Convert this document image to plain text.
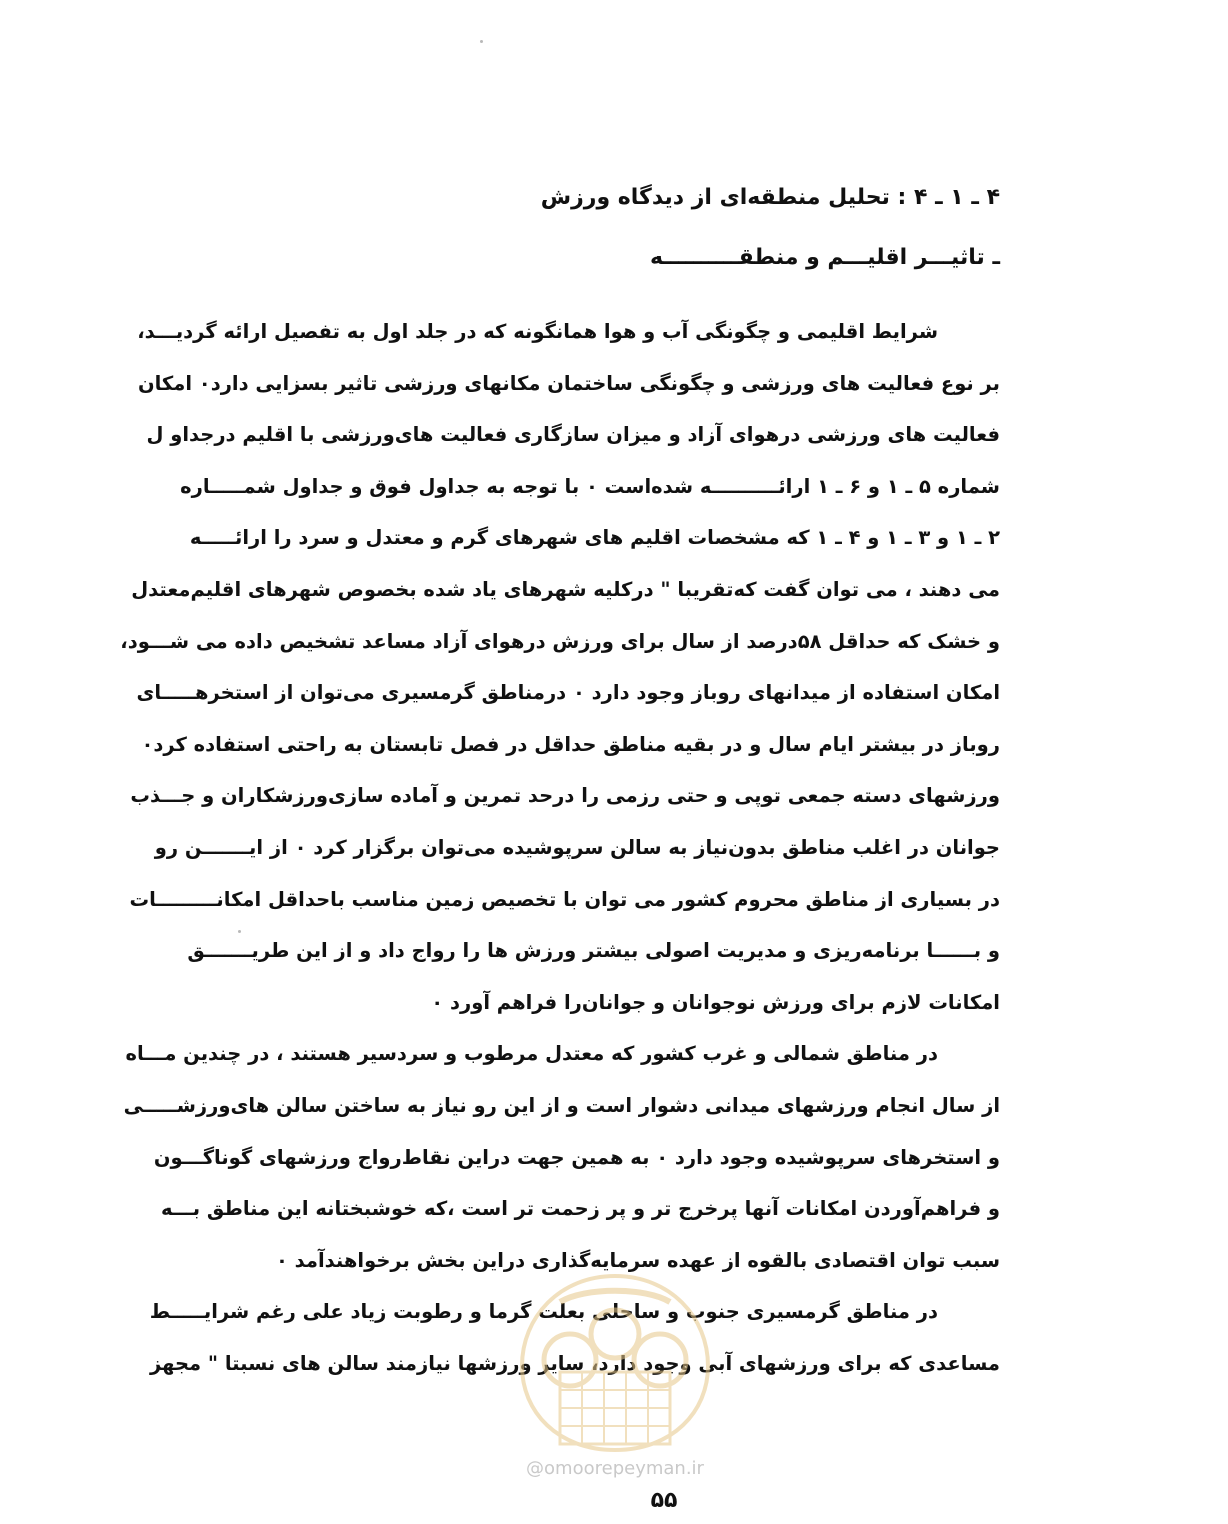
۴ ـ ۱ ـ ۴ : تحلیل منطقه‌ای از دیدگاه ورزش
ـ تاثیـــر اقلیـــم و منطقــــــــــه
شرایط اقلیمی و چگونگی آب و هوا همانگونه که در جلد اول به تفصیل ارائه گردیـــد،
بر نوع فعالیت های ورزشی و چگونگی ساختمان مکانهای ورزشی تاثیر بسزایی دارد۰ امکان
فعالیت های ورزشی درهوای آزاد و میزان سازگاری فعالیت های‌ورزشی با اقلیم درجداو ل
شماره ۵ ـ ۱ و ۶ ـ ۱ ارائــــــــــه شده‌است ۰ با توجه به جداول فوق و جداول شمـــــاره
۲ ـ ۱ و ۳ ـ ۱ و ۴ ـ ۱ که مشخصات اقلیم های شهرهای گرم و معتدل و سرد را ارائـــــه
می دهند ، می توان گفت که‌تقریبا " درکلیه شهرهای یاد شده بخصوص شهرهای اقلیم‌معتدل
و خشک که حداقل ۵۸درصد از سال برای ورزش درهوای آزاد مساعد تشخیص داده می شـــود،
امکان استفاده از میدانهای روباز وجود دارد ۰ درمناطق گرمسیری می‌توان از استخرهـــــای
روباز در بیشتر ایام سال و در بقیه مناطق حداقل در فصل تابستان به راحتی استفاده کرد۰
ورزشهای دسته جمعی توپی و حتی رزمی را درحد تمرین و آماده سازی‌ورزشکاران و جـــذب
جوانان در اغلب مناطق بدون‌نیاز به سالن سرپوشیده می‌توان برگزار کرد ۰ از ایـــــــن رو
در بسیاری از مناطق محروم کشور می توان با تخصیص زمین مناسب باحداقل امکانـــــــــات
و بــــــا برنامه‌ریزی و مدیریت اصولی بیشتر ورزش ها را رواج داد و از این طریـــــــق
امکانات لازم برای ورزش نوجوانان و جوانان‌را فراهم آورد ۰
در مناطق شمالی و غرب کشور که معتدل مرطوب و سردسیر هستند ، در چندین مـــاه
از سال انجام ورزشهای میدانی دشوار است و از این رو نیاز به ساختن سالن های‌ورزشـــــی
و استخرهای سرپوشیده وجود دارد ۰ به همین جهت دراین نقاط‌رواج ورزشهای گوناگـــون
و فراهم‌آوردن امکانات آنها پرخرج تر و پر زحمت تر است ،که خوشبختانه این مناطق بـــه
سبب توان اقتصادی بالقوه از عهده سرمایه‌گذاری دراین بخش برخواهند‌آمد ۰
در مناطق گرمسیری جنوب و ساحلی بعلت گرما و رطوبت زیاد علی رغم شرایـــــط
مساعدی که برای ورزشهای آبی وجود دارد، سایر ورزشها نیازمند سالن های نسبتا " مجهز
@omoorepeyman.ir
۵۵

What is required - Check each line of the records for the word "آزاد", and show the lines that contain it.

Final result -
فعالیت های ورزشی درهوای آزاد و میزان سازگاری فعالیت های‌ورزشی با اقلیم درجداو ل
و خشک که حداقل ۵۸درصد از سال برای ورزش درهوای آزاد مساعد تشخیص داده می شـــود،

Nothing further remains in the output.